# [Provided data]
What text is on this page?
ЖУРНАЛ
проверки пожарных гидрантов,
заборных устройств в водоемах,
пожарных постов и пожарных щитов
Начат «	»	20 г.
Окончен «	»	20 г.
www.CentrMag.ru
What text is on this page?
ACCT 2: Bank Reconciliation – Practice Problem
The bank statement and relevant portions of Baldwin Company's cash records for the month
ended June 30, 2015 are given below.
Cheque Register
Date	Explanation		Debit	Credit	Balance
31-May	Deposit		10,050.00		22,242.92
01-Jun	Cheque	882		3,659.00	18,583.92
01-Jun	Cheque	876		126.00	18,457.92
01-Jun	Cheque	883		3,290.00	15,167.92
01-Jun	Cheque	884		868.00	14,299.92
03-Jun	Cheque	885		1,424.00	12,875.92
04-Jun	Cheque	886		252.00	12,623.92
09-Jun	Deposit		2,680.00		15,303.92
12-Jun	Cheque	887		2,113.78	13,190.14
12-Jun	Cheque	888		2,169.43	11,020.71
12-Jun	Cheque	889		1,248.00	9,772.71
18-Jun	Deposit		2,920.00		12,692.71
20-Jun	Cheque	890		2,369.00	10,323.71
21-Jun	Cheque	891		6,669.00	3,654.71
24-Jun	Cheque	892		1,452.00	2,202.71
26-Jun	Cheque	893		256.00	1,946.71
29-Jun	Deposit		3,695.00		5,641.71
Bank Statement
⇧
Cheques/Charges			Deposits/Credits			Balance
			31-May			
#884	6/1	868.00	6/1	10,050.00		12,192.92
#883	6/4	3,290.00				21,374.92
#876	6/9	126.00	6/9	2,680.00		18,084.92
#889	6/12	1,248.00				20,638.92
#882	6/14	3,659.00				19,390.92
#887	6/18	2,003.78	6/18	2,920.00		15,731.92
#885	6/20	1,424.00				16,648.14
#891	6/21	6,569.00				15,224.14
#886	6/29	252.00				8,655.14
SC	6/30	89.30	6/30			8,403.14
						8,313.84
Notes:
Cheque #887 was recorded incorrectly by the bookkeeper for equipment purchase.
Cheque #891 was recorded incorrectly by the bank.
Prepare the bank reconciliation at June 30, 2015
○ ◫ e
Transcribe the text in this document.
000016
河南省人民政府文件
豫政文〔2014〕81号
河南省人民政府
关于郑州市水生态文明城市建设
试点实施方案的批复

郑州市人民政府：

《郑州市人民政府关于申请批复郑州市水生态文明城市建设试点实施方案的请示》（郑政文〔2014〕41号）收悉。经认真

# [Set task]
Exact repetition is required for the lines from the one that contains "Transcribe the text in this document." through the final line; leave out everything else.

# [Output for this task]
Transcribe the text in this document.
000016
河南省人民政府文件
豫政文〔2014〕81号
河南省人民政府
关于郑州市水生态文明城市建设
试点实施方案的批复

郑州市人民政府：

《郑州市人民政府关于申请批复郑州市水生态文明城市建设试点实施方案的请示》（郑政文〔2014〕41号）收悉。经认真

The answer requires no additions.